Copy each line containing the word "Give" from the records that follow, please.

[Start PROVIDED MATERIAL]

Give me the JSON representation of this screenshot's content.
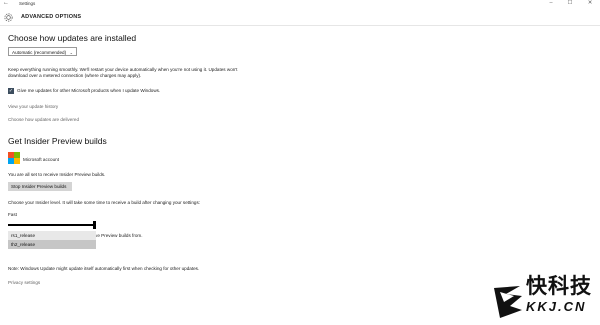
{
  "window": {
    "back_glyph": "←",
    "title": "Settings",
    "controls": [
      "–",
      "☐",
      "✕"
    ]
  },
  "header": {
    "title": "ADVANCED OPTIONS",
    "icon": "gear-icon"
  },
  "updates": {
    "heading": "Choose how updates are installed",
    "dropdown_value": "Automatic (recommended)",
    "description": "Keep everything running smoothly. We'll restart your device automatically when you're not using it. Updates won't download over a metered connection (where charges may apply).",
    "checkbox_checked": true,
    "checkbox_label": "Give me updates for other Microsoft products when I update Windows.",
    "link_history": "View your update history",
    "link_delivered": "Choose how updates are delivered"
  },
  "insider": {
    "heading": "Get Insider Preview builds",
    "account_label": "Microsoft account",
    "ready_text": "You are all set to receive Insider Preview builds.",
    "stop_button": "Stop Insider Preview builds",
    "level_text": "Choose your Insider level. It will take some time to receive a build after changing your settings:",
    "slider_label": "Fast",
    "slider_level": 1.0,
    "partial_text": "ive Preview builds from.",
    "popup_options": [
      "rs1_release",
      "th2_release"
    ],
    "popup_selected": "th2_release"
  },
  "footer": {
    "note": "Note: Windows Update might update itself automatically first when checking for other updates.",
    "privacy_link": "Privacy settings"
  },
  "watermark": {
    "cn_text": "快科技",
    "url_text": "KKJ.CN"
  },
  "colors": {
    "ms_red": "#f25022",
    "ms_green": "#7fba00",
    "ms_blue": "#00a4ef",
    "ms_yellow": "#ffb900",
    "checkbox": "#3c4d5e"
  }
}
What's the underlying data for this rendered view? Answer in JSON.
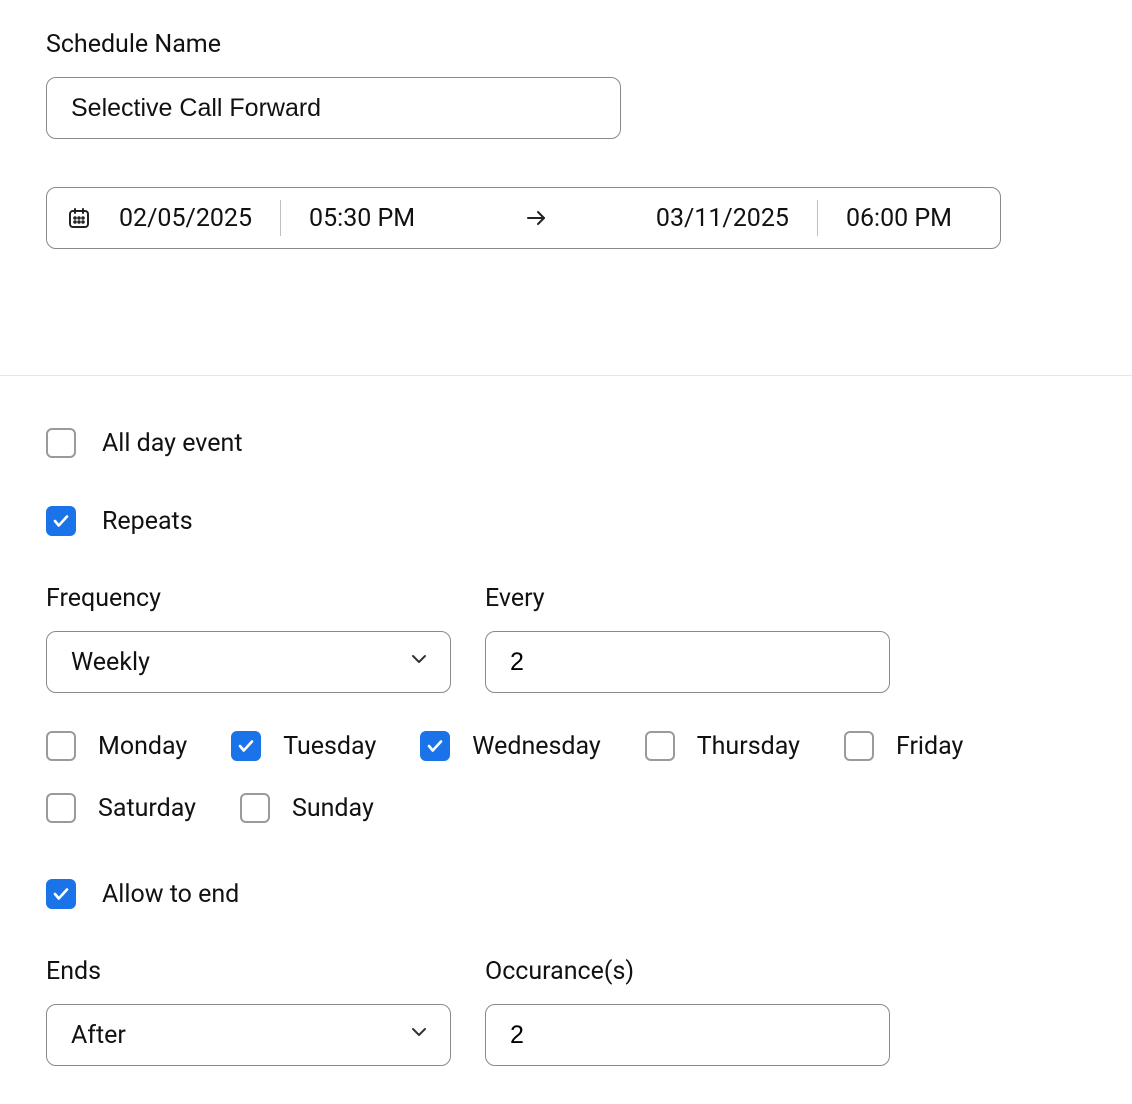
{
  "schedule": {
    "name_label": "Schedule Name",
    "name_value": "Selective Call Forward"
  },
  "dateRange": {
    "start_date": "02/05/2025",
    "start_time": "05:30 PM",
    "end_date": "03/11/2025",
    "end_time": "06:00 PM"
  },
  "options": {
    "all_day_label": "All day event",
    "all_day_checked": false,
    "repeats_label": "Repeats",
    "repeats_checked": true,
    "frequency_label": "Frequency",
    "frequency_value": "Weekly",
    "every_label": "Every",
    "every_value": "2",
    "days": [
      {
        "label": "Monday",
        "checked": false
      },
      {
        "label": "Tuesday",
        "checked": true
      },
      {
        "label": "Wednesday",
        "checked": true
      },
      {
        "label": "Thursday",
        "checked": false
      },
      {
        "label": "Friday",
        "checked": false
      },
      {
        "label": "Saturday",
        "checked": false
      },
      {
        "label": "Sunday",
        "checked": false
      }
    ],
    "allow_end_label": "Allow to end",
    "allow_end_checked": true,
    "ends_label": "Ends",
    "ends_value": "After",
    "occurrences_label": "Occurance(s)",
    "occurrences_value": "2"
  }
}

[End PROVIDED MATERIAL]

[ANSWER FOR THIS EXERCISE]
Give me the JSON representation of this screenshot's content.
    "checkbox_label": "Give me updates for other Microsoft products when I update Windows.",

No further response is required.